*TASK DIRECTIONS:* Extract every line of the records that contains the string "วโมง". Matching is case-sensitive.
# START OF DATA EXTRACT
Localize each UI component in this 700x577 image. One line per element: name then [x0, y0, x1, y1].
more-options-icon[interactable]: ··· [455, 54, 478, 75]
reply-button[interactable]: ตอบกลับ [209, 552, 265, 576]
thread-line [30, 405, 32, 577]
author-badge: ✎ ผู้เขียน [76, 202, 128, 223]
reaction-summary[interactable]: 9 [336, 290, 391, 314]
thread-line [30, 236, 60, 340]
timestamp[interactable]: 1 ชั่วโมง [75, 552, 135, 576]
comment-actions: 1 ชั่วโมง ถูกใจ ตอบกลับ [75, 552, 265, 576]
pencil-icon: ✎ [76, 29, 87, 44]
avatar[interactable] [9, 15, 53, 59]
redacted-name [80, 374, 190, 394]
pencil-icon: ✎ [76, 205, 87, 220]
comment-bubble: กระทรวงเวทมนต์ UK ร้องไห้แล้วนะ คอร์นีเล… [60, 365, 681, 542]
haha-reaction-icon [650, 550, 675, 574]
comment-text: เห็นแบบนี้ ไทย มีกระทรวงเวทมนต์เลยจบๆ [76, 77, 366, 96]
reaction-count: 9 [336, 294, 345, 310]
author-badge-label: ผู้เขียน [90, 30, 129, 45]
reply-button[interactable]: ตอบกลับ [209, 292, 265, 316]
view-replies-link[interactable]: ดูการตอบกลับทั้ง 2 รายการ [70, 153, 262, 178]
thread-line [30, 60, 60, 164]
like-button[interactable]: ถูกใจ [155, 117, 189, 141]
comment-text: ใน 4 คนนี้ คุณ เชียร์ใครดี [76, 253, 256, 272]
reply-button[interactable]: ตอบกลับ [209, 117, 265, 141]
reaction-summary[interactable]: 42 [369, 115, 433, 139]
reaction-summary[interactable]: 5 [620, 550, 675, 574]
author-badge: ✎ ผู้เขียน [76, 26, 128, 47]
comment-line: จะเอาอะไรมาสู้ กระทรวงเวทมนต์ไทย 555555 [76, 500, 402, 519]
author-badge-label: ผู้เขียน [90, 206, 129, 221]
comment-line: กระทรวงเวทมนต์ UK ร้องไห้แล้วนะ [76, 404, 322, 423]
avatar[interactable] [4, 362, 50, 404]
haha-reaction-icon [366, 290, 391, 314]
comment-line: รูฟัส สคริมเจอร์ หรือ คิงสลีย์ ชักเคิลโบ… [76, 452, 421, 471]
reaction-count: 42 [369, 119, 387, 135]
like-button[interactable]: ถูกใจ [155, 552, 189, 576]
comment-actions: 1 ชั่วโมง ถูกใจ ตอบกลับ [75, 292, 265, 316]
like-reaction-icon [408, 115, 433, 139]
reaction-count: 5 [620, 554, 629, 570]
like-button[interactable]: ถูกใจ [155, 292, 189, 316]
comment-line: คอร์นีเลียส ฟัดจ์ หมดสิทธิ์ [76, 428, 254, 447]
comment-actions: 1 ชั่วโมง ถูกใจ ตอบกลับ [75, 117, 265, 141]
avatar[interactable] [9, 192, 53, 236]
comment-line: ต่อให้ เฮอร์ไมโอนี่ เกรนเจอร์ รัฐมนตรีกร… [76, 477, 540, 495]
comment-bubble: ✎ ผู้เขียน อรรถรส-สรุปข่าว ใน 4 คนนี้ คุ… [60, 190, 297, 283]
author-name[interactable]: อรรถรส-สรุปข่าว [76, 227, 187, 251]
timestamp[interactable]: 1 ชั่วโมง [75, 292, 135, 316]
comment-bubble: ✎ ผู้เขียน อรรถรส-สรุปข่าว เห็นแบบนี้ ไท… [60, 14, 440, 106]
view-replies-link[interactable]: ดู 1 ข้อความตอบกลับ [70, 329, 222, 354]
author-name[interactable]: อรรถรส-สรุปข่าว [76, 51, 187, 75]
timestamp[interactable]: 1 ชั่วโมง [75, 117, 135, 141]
# END OF DATA EXTRACT
*RESPONSE TO THIS EXERCISE:*
timestamp[interactable]: 1 ชั่วโมง [75, 552, 135, 576]
comment-actions: 1 ชั่วโมง ถูกใจ ตอบกลับ [75, 552, 265, 576]
comment-actions: 1 ชั่วโมง ถูกใจ ตอบกลับ [75, 292, 265, 316]
comment-actions: 1 ชั่วโมง ถูกใจ ตอบกลับ [75, 117, 265, 141]
timestamp[interactable]: 1 ชั่วโมง [75, 292, 135, 316]
timestamp[interactable]: 1 ชั่วโมง [75, 117, 135, 141]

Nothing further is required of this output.